◆ STORED RECORDS:
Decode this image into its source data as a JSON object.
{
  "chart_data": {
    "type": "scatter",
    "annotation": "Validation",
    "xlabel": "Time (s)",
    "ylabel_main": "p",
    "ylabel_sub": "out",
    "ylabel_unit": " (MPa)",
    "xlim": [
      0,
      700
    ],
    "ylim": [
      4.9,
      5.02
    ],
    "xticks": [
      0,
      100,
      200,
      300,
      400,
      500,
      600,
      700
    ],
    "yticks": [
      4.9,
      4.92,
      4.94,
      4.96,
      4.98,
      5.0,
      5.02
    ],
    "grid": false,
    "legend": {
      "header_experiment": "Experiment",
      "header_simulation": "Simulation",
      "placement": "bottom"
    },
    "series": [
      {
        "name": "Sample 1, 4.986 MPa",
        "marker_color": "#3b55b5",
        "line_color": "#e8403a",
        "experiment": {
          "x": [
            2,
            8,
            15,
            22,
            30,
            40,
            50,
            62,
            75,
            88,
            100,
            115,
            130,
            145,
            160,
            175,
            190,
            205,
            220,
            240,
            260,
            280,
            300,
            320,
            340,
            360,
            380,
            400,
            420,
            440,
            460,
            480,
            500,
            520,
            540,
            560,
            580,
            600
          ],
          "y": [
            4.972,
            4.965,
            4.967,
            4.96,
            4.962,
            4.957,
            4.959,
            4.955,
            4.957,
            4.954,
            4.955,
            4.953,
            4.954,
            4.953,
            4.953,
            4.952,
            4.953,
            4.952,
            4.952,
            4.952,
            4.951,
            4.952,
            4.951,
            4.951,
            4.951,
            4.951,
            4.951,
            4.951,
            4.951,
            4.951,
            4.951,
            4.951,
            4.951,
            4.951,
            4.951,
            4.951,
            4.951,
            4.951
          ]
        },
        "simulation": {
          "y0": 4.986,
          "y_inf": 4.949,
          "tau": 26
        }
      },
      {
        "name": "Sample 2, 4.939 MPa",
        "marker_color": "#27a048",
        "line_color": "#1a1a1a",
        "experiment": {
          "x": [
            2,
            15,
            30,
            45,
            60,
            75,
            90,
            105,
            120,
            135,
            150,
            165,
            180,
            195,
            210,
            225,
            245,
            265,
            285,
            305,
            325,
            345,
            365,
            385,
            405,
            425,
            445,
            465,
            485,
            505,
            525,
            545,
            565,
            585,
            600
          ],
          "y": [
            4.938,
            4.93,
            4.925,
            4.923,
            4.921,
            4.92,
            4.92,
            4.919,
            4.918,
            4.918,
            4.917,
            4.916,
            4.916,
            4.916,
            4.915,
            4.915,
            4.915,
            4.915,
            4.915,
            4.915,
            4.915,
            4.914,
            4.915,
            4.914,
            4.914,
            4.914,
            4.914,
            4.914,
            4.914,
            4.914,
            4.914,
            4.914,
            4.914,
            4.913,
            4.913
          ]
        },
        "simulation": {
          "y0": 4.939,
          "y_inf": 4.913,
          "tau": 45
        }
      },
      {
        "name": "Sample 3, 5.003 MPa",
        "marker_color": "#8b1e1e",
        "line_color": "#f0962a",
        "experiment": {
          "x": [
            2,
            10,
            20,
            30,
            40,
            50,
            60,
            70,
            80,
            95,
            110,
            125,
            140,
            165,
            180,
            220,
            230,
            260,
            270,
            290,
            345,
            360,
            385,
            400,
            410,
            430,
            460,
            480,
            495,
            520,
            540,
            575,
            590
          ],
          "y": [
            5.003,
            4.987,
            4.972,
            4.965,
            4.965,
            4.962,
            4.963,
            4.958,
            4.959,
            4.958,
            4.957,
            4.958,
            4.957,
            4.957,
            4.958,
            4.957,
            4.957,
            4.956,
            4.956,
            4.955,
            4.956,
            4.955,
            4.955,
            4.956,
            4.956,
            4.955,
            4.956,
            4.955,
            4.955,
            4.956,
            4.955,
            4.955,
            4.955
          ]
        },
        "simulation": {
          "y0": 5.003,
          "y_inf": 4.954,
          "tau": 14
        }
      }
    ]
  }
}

◆ PROBLEM DETAILS:
Reproduce the listing shown above in its entirety, exactly.

◆ RESPONSE TO THIS EXERCISE:
Decode this image into its source data as a JSON object.
{
  "chart_data": {
    "type": "scatter",
    "annotation": "Validation",
    "xlabel": "Time (s)",
    "ylabel_main": "p",
    "ylabel_sub": "out",
    "ylabel_unit": " (MPa)",
    "xlim": [
      0,
      700
    ],
    "ylim": [
      4.9,
      5.02
    ],
    "xticks": [
      0,
      100,
      200,
      300,
      400,
      500,
      600,
      700
    ],
    "yticks": [
      4.9,
      4.92,
      4.94,
      4.96,
      4.98,
      5.0,
      5.02
    ],
    "grid": false,
    "legend": {
      "header_experiment": "Experiment",
      "header_simulation": "Simulation",
      "placement": "bottom"
    },
    "series": [
      {
        "name": "Sample 1, 4.986 MPa",
        "marker_color": "#3b55b5",
        "line_color": "#e8403a",
        "experiment": {
          "x": [
            2,
            8,
            15,
            22,
            30,
            40,
            50,
            62,
            75,
            88,
            100,
            115,
            130,
            145,
            160,
            175,
            190,
            205,
            220,
            240,
            260,
            280,
            300,
            320,
            340,
            360,
            380,
            400,
            420,
            440,
            460,
            480,
            500,
            520,
            540,
            560,
            580,
            600
          ],
          "y": [
            4.972,
            4.965,
            4.967,
            4.96,
            4.962,
            4.957,
            4.959,
            4.955,
            4.957,
            4.954,
            4.955,
            4.953,
            4.954,
            4.953,
            4.953,
            4.952,
            4.953,
            4.952,
            4.952,
            4.952,
            4.951,
            4.952,
            4.951,
            4.951,
            4.951,
            4.951,
            4.951,
            4.951,
            4.951,
            4.951,
            4.951,
            4.951,
            4.951,
            4.951,
            4.951,
            4.951,
            4.951,
            4.951
          ]
        },
        "simulation": {
          "y0": 4.986,
          "y_inf": 4.949,
          "tau": 26
        }
      },
      {
        "name": "Sample 2, 4.939 MPa",
        "marker_color": "#27a048",
        "line_color": "#1a1a1a",
        "experiment": {
          "x": [
            2,
            15,
            30,
            45,
            60,
            75,
            90,
            105,
            120,
            135,
            150,
            165,
            180,
            195,
            210,
            225,
            245,
            265,
            285,
            305,
            325,
            345,
            365,
            385,
            405,
            425,
            445,
            465,
            485,
            505,
            525,
            545,
            565,
            585,
            600
          ],
          "y": [
            4.938,
            4.93,
            4.925,
            4.923,
            4.921,
            4.92,
            4.92,
            4.919,
            4.918,
            4.918,
            4.917,
            4.916,
            4.916,
            4.916,
            4.915,
            4.915,
            4.915,
            4.915,
            4.915,
            4.915,
            4.915,
            4.914,
            4.915,
            4.914,
            4.914,
            4.914,
            4.914,
            4.914,
            4.914,
            4.914,
            4.914,
            4.914,
            4.914,
            4.913,
            4.913
          ]
        },
        "simulation": {
          "y0": 4.939,
          "y_inf": 4.913,
          "tau": 45
        }
      },
      {
        "name": "Sample 3, 5.003 MPa",
        "marker_color": "#8b1e1e",
        "line_color": "#f0962a",
        "experiment": {
          "x": [
            2,
            10,
            20,
            30,
            40,
            50,
            60,
            70,
            80,
            95,
            110,
            125,
            140,
            165,
            180,
            220,
            230,
            260,
            270,
            290,
            345,
            360,
            385,
            400,
            410,
            430,
            460,
            480,
            495,
            520,
            540,
            575,
            590
          ],
          "y": [
            5.003,
            4.987,
            4.972,
            4.965,
            4.965,
            4.962,
            4.963,
            4.958,
            4.959,
            4.958,
            4.957,
            4.958,
            4.957,
            4.957,
            4.958,
            4.957,
            4.957,
            4.956,
            4.956,
            4.955,
            4.956,
            4.955,
            4.955,
            4.956,
            4.956,
            4.955,
            4.956,
            4.955,
            4.955,
            4.956,
            4.955,
            4.955,
            4.955
          ]
        },
        "simulation": {
          "y0": 5.003,
          "y_inf": 4.954,
          "tau": 14
        }
      }
    ]
  }
}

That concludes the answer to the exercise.